(Figure content listings)
>>>

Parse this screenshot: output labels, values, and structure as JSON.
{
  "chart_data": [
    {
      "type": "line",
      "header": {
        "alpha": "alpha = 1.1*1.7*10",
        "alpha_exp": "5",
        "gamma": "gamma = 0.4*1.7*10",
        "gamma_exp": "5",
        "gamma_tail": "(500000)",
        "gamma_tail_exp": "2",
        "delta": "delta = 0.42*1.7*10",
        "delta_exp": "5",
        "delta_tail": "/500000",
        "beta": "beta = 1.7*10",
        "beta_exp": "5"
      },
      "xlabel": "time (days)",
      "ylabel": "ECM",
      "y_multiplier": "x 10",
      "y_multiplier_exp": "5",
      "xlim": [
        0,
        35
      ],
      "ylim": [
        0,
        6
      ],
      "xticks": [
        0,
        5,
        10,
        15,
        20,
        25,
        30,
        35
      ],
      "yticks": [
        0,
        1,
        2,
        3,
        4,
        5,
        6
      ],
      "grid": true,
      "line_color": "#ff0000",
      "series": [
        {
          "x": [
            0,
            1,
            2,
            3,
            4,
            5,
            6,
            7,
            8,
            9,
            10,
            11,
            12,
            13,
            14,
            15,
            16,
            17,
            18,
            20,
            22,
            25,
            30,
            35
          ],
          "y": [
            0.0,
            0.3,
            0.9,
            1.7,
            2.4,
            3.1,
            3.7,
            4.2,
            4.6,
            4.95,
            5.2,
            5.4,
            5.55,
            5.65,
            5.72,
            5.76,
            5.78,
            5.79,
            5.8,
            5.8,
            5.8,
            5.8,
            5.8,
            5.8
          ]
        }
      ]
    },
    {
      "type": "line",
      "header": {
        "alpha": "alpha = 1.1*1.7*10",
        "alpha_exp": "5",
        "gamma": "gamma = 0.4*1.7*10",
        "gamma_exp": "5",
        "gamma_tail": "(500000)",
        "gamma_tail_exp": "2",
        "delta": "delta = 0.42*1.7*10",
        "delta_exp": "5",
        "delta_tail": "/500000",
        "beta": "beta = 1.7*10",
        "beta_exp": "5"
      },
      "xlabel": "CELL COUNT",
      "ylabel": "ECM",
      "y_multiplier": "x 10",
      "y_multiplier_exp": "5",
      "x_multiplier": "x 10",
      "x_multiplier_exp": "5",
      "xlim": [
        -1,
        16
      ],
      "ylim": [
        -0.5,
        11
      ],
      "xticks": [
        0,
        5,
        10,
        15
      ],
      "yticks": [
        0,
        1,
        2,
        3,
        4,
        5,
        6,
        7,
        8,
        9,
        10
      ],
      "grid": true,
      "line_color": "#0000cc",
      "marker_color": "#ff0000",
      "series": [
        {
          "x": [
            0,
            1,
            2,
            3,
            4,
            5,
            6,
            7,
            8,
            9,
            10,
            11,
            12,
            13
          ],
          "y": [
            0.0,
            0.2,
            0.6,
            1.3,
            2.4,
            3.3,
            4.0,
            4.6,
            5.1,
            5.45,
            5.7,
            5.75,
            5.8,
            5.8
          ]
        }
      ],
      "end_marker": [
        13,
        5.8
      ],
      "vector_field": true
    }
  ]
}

<<<

*Written exercise*. Go back to the listing above and please repeat it exactly.

*Answer for this exercise*.
Parse this screenshot: output labels, values, and structure as JSON.
{
  "chart_data": [
    {
      "type": "line",
      "header": {
        "alpha": "alpha = 1.1*1.7*10",
        "alpha_exp": "5",
        "gamma": "gamma = 0.4*1.7*10",
        "gamma_exp": "5",
        "gamma_tail": "(500000)",
        "gamma_tail_exp": "2",
        "delta": "delta = 0.42*1.7*10",
        "delta_exp": "5",
        "delta_tail": "/500000",
        "beta": "beta = 1.7*10",
        "beta_exp": "5"
      },
      "xlabel": "time (days)",
      "ylabel": "ECM",
      "y_multiplier": "x 10",
      "y_multiplier_exp": "5",
      "xlim": [
        0,
        35
      ],
      "ylim": [
        0,
        6
      ],
      "xticks": [
        0,
        5,
        10,
        15,
        20,
        25,
        30,
        35
      ],
      "yticks": [
        0,
        1,
        2,
        3,
        4,
        5,
        6
      ],
      "grid": true,
      "line_color": "#ff0000",
      "series": [
        {
          "x": [
            0,
            1,
            2,
            3,
            4,
            5,
            6,
            7,
            8,
            9,
            10,
            11,
            12,
            13,
            14,
            15,
            16,
            17,
            18,
            20,
            22,
            25,
            30,
            35
          ],
          "y": [
            0.0,
            0.3,
            0.9,
            1.7,
            2.4,
            3.1,
            3.7,
            4.2,
            4.6,
            4.95,
            5.2,
            5.4,
            5.55,
            5.65,
            5.72,
            5.76,
            5.78,
            5.79,
            5.8,
            5.8,
            5.8,
            5.8,
            5.8,
            5.8
          ]
        }
      ]
    },
    {
      "type": "line",
      "header": {
        "alpha": "alpha = 1.1*1.7*10",
        "alpha_exp": "5",
        "gamma": "gamma = 0.4*1.7*10",
        "gamma_exp": "5",
        "gamma_tail": "(500000)",
        "gamma_tail_exp": "2",
        "delta": "delta = 0.42*1.7*10",
        "delta_exp": "5",
        "delta_tail": "/500000",
        "beta": "beta = 1.7*10",
        "beta_exp": "5"
      },
      "xlabel": "CELL COUNT",
      "ylabel": "ECM",
      "y_multiplier": "x 10",
      "y_multiplier_exp": "5",
      "x_multiplier": "x 10",
      "x_multiplier_exp": "5",
      "xlim": [
        -1,
        16
      ],
      "ylim": [
        -0.5,
        11
      ],
      "xticks": [
        0,
        5,
        10,
        15
      ],
      "yticks": [
        0,
        1,
        2,
        3,
        4,
        5,
        6,
        7,
        8,
        9,
        10
      ],
      "grid": true,
      "line_color": "#0000cc",
      "marker_color": "#ff0000",
      "series": [
        {
          "x": [
            0,
            1,
            2,
            3,
            4,
            5,
            6,
            7,
            8,
            9,
            10,
            11,
            12,
            13
          ],
          "y": [
            0.0,
            0.2,
            0.6,
            1.3,
            2.4,
            3.3,
            4.0,
            4.6,
            5.1,
            5.45,
            5.7,
            5.75,
            5.8,
            5.8
          ]
        }
      ],
      "end_marker": [
        13,
        5.8
      ],
      "vector_field": true
    }
  ]
}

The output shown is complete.